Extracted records
◆ ◆ ◆ ◆ ◆
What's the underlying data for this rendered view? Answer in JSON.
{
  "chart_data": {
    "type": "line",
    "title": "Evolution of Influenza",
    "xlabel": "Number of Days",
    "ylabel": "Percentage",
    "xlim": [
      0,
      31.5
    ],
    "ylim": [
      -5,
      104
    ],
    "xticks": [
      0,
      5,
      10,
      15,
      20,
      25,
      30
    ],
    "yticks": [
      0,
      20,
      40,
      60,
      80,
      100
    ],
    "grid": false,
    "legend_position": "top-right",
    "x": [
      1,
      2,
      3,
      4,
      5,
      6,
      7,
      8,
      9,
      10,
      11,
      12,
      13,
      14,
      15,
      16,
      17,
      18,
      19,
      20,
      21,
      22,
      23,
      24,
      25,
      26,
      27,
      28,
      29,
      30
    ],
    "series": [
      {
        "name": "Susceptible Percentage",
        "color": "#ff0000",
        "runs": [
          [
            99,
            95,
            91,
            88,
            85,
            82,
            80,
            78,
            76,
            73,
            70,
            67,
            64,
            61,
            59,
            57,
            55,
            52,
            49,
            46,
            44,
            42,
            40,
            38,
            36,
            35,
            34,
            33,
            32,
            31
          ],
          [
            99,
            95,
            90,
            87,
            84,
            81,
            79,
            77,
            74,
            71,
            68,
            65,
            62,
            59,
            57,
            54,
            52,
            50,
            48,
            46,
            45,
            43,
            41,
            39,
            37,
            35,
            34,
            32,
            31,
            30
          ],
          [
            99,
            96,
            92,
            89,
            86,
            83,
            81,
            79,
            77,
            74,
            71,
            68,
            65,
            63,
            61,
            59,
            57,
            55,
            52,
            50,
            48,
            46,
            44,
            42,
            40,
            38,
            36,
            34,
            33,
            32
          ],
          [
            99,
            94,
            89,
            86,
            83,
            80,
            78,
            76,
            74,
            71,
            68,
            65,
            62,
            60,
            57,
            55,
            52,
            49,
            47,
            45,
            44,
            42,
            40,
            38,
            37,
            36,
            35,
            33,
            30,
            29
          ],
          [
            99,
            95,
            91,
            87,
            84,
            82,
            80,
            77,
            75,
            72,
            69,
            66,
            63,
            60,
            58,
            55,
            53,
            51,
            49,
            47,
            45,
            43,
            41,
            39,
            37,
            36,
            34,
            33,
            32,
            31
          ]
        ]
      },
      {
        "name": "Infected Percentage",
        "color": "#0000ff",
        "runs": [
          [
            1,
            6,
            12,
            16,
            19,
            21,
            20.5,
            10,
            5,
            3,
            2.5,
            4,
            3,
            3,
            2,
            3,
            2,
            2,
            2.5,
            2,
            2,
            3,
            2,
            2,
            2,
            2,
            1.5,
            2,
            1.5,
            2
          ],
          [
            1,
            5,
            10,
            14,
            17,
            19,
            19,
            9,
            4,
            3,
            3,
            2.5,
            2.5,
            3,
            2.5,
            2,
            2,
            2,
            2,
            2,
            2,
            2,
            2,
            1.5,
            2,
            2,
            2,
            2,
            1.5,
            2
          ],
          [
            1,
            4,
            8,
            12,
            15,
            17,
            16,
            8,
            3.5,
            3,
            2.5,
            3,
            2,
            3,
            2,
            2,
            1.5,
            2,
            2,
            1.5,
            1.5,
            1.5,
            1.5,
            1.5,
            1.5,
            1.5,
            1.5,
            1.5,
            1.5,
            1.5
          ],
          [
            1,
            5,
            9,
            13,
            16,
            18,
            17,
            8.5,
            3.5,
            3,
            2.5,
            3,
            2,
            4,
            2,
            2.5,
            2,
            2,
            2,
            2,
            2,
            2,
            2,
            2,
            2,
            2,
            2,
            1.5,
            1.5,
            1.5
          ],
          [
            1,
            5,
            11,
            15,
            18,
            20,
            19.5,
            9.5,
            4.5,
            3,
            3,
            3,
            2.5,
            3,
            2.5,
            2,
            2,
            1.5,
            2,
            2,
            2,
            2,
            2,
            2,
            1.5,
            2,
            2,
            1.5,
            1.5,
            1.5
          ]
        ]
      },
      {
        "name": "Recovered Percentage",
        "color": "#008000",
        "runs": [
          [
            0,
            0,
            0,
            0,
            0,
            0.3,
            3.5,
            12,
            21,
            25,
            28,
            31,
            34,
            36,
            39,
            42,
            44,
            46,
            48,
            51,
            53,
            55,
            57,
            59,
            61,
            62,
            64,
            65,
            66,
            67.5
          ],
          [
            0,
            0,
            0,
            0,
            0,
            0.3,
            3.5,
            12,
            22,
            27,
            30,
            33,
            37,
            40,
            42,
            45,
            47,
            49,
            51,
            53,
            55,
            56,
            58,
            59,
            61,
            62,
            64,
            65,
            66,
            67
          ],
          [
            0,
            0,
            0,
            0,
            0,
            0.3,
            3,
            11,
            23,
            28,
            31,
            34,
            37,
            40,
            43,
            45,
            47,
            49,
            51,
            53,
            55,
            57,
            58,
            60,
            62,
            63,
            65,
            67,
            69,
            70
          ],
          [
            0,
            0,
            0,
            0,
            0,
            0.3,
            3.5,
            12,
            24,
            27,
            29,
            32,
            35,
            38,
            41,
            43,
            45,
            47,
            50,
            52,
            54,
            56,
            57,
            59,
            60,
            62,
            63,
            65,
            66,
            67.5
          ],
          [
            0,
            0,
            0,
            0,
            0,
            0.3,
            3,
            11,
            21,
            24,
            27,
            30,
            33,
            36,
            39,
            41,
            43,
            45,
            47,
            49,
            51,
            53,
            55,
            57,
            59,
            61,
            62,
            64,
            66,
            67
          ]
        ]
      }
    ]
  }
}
◆ ◆ ◆ ◆ ◆
** What to work on **
Identify the lines above with the word "color". Copy them.

** Answer to the exercise **
        "color": "#ff0000",
        "color": "#0000ff",
        "color": "#008000",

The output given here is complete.